Task brief
Hunt for the word "ylabel" across the entries below, copying each line that holds it.

***** Provided data *****

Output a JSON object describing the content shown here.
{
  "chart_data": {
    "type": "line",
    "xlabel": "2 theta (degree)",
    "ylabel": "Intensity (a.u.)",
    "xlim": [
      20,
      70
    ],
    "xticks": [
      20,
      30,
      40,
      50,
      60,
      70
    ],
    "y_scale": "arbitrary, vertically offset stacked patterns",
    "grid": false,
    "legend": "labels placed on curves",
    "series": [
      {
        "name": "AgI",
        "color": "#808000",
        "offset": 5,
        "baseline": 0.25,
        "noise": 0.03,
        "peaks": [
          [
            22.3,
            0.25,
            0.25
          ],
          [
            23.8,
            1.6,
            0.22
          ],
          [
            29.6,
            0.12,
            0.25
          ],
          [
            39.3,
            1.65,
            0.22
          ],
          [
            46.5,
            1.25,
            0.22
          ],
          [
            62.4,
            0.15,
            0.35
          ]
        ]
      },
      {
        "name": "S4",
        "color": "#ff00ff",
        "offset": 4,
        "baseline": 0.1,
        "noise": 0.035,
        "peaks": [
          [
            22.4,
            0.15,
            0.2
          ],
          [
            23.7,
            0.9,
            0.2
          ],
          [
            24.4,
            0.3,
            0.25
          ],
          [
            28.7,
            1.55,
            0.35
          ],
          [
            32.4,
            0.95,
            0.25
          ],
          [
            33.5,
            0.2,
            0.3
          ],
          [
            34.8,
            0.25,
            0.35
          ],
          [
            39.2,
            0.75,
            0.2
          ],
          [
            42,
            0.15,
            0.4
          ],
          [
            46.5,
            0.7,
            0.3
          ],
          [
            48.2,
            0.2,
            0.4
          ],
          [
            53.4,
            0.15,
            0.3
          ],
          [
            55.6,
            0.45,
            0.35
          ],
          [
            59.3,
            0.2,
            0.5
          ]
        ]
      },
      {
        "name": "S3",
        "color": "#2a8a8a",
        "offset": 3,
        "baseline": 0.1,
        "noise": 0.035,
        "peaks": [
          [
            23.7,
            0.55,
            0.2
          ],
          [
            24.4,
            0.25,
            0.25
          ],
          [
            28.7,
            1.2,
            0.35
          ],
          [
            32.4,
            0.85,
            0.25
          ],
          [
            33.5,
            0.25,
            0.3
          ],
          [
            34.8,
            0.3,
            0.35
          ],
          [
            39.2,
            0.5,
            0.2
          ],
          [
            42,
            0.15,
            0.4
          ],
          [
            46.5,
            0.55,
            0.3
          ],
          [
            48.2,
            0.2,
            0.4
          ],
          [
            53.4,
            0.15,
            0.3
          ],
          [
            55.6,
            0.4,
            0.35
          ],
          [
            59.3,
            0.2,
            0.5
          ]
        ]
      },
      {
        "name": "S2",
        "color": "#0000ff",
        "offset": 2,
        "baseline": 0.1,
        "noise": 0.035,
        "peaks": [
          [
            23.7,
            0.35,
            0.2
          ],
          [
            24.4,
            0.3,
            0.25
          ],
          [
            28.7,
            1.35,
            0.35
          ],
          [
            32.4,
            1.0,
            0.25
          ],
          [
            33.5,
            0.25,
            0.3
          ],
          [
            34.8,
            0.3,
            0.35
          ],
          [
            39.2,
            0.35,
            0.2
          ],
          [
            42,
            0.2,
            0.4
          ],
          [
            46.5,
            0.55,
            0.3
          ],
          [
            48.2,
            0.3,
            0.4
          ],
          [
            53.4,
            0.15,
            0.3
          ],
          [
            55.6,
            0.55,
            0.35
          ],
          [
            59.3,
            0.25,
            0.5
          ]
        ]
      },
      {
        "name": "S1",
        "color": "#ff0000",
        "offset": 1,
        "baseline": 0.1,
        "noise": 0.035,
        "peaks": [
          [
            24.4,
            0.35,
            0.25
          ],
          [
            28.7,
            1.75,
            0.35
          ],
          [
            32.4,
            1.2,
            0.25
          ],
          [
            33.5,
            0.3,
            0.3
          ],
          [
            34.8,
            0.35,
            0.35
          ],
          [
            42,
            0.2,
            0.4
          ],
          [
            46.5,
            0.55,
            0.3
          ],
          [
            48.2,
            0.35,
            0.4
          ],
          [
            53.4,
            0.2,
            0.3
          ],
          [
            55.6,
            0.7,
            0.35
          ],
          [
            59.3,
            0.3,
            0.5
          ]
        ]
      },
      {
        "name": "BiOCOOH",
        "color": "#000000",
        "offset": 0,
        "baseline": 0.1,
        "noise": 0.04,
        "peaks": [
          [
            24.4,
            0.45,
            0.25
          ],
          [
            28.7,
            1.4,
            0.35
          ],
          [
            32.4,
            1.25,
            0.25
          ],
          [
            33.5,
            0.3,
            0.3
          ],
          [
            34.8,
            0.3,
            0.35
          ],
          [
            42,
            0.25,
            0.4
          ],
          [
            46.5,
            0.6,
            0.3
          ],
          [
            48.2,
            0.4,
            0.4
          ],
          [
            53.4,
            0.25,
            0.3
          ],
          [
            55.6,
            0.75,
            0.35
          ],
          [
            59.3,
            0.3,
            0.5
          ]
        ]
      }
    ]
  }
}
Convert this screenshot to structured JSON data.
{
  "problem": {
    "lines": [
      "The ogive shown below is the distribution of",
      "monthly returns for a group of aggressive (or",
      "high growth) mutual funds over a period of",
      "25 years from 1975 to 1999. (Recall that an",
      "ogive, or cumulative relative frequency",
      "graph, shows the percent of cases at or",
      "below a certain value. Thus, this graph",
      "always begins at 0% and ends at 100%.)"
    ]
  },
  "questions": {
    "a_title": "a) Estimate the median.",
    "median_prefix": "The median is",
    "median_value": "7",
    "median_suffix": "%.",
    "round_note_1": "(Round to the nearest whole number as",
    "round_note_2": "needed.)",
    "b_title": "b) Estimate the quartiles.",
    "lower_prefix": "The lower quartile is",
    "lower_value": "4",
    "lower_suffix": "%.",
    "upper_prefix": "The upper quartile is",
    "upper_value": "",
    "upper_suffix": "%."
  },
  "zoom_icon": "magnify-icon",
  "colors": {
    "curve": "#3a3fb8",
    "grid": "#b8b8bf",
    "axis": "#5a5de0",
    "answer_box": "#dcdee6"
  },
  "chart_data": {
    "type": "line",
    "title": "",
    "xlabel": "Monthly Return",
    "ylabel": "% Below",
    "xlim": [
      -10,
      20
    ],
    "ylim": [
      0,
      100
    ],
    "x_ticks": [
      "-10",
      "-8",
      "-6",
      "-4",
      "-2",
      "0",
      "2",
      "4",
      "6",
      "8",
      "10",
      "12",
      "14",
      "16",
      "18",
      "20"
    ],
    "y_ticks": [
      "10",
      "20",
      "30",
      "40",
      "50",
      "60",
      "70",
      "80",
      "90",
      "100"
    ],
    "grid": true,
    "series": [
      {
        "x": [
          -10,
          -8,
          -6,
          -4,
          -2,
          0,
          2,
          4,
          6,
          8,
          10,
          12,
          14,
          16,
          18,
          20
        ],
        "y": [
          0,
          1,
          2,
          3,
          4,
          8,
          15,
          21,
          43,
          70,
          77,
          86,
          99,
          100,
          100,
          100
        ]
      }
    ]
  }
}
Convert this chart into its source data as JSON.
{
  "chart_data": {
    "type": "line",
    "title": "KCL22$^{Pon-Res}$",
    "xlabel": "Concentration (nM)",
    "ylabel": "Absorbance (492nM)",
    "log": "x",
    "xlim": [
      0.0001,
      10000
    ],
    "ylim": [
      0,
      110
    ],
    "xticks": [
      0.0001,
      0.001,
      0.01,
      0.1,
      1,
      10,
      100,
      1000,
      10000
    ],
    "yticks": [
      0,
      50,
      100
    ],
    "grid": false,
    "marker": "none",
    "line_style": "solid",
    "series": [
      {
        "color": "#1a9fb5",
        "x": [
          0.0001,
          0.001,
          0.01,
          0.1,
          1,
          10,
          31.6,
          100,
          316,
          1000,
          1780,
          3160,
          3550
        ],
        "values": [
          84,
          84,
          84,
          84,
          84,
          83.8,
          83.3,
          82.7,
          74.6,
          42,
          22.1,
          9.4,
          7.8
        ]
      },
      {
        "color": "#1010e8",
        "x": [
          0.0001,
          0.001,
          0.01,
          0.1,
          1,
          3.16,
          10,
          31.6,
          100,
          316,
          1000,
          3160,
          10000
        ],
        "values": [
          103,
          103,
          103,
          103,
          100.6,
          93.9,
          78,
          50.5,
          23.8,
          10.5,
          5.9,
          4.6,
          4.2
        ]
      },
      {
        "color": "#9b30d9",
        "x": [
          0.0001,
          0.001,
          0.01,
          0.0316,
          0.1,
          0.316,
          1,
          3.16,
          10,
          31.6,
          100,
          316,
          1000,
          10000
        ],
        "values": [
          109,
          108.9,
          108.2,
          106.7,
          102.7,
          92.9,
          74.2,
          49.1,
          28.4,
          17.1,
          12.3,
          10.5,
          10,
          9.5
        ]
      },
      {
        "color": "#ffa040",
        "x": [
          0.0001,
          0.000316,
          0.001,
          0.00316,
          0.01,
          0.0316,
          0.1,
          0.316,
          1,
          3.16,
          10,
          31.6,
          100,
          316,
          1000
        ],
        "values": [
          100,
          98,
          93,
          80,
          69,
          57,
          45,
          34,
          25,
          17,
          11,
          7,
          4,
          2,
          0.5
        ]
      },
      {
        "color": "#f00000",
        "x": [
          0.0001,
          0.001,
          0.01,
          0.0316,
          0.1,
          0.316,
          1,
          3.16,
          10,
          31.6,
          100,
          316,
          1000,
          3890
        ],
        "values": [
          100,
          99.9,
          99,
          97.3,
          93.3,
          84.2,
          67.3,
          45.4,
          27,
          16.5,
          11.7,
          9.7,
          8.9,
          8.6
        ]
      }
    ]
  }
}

*****

Task answer
    "ylabel": "Intensity (a.u.)",
    "ylabel": "% Below",
    "ylabel": "Absorbance (492nM)",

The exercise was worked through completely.